## [Aim of the task]
Lines containing "процессе" are to be counted. Report the count alone.

## [Information supplied]

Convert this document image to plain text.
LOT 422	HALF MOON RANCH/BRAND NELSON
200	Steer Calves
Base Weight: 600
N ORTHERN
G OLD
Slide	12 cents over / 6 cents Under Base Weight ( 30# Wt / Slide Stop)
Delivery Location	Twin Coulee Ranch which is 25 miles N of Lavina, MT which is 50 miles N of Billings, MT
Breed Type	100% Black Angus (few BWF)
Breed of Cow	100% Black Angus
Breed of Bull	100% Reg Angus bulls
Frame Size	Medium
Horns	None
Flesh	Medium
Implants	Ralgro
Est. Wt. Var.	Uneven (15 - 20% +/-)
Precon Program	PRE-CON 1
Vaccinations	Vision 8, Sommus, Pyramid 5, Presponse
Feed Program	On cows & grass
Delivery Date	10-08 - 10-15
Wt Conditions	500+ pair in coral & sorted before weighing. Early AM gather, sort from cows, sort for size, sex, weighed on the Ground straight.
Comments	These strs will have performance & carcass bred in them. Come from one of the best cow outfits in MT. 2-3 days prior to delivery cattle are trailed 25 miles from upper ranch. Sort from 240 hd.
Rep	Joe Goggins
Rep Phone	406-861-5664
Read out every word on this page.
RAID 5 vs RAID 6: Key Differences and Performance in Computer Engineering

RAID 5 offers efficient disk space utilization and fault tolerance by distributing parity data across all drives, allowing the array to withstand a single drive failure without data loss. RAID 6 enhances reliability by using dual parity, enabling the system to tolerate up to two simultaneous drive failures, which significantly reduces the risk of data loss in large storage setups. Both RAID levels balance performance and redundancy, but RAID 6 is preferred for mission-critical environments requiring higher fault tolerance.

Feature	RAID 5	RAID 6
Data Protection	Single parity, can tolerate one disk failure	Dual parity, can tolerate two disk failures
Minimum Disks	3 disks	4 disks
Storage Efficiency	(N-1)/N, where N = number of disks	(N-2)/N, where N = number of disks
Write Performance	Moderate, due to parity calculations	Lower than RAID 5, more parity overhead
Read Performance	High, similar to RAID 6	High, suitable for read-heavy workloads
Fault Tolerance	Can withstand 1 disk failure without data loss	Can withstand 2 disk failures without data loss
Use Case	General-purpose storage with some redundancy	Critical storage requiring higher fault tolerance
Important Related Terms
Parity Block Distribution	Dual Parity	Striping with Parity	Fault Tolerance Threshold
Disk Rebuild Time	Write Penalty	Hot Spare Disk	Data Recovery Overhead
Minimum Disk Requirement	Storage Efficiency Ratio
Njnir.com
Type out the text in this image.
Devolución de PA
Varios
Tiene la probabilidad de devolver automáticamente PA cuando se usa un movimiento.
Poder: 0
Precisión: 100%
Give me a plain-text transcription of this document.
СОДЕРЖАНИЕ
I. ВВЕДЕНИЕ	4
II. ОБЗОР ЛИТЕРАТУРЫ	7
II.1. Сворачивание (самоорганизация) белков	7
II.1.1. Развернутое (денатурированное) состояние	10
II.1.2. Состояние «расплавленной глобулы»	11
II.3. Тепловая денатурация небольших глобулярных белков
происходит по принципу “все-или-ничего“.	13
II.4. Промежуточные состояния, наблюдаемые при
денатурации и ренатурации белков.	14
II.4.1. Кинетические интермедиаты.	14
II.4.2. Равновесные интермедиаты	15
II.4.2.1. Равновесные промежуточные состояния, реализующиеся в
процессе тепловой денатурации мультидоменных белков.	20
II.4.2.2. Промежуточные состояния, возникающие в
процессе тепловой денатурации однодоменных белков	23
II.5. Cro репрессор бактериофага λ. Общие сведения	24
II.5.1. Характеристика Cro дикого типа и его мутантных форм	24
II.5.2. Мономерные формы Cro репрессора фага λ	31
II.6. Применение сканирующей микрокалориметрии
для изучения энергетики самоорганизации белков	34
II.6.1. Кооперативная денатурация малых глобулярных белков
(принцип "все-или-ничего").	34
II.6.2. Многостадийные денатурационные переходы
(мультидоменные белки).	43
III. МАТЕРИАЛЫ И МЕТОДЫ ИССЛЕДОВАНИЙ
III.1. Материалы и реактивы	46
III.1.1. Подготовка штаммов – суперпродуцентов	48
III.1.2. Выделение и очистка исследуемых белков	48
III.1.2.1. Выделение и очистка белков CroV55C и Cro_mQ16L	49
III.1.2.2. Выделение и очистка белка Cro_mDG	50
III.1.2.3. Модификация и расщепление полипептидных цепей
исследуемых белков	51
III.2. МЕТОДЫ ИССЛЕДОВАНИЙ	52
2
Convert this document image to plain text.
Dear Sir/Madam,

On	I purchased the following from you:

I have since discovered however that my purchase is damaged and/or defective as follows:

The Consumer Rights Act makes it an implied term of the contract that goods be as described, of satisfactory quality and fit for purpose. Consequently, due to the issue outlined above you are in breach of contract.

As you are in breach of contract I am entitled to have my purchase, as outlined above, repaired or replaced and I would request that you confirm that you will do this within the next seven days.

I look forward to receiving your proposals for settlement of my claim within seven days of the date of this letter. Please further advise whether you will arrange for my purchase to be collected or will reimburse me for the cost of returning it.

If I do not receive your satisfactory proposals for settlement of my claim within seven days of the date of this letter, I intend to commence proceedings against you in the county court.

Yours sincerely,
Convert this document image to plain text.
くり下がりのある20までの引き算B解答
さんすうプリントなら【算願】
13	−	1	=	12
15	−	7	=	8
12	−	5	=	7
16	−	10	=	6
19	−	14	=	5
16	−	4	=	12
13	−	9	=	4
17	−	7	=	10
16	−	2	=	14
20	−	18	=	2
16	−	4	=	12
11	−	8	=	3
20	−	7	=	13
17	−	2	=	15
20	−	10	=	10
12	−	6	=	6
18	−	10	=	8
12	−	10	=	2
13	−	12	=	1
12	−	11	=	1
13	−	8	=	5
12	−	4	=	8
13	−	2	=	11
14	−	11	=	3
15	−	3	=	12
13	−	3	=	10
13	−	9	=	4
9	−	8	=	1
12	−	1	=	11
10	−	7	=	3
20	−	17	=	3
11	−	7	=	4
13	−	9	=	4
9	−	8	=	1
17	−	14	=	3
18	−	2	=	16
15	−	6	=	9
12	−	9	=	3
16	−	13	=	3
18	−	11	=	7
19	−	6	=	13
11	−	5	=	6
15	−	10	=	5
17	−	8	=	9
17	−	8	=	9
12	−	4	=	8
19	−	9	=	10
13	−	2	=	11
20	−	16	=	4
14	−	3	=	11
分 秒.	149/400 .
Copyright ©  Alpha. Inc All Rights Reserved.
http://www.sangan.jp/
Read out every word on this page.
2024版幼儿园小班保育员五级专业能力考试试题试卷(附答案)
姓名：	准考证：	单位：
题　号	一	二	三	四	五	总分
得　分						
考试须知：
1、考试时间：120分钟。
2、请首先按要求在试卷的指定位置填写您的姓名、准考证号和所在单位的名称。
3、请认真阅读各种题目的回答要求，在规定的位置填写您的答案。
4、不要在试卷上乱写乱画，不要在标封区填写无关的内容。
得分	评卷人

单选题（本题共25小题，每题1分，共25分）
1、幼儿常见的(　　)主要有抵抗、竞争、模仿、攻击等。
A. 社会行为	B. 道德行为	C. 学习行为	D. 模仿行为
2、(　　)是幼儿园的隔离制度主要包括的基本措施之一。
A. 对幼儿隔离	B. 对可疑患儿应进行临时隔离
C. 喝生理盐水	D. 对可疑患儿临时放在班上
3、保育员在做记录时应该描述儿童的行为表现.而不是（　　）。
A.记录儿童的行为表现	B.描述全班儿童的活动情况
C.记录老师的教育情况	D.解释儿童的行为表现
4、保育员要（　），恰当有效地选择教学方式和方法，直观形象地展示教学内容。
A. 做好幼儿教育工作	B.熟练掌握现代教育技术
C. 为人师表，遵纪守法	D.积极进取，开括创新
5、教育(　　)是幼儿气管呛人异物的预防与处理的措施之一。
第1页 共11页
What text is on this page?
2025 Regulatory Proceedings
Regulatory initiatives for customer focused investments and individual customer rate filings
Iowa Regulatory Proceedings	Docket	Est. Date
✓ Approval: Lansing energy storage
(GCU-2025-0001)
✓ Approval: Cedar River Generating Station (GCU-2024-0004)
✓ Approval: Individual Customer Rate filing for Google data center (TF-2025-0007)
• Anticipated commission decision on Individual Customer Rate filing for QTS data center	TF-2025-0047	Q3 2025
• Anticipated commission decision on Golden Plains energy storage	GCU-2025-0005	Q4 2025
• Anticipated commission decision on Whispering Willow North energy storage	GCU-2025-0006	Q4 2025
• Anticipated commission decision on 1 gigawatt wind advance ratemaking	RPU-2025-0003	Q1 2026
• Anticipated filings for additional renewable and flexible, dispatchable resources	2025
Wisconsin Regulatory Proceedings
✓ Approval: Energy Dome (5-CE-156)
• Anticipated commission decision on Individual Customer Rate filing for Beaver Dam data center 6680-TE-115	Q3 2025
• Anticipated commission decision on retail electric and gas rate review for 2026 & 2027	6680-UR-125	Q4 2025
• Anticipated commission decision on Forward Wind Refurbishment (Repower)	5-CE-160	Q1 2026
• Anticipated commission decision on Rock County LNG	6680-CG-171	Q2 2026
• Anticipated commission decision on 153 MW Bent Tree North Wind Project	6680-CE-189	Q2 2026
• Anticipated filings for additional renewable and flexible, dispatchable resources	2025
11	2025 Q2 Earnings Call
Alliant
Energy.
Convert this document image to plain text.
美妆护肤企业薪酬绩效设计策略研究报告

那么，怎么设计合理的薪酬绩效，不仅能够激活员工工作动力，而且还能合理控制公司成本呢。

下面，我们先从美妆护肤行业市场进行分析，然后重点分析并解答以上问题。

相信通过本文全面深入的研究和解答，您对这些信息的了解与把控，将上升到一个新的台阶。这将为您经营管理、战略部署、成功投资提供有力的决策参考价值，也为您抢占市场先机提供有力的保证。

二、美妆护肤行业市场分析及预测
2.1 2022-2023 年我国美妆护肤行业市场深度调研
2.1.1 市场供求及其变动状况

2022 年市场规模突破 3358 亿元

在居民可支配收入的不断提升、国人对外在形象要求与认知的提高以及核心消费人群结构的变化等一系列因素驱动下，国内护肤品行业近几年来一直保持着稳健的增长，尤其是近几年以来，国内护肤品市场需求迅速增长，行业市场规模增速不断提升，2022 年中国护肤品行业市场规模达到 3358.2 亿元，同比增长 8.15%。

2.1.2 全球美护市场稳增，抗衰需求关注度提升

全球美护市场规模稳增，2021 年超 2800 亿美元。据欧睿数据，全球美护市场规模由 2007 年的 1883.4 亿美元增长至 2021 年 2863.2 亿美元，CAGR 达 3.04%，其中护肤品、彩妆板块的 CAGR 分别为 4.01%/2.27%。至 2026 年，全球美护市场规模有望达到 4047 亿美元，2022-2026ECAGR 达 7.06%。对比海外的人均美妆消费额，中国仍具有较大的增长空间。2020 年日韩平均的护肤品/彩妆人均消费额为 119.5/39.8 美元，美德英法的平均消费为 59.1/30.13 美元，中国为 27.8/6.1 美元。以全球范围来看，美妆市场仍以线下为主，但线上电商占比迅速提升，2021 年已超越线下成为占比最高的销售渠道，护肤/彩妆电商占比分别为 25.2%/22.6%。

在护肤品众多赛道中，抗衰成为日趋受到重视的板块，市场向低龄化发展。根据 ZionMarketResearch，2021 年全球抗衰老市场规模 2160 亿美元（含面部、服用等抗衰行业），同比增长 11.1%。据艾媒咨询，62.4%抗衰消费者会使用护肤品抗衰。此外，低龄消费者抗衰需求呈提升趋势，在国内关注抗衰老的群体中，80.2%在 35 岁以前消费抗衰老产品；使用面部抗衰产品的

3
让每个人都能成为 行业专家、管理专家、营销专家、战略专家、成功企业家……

## [Final result]
2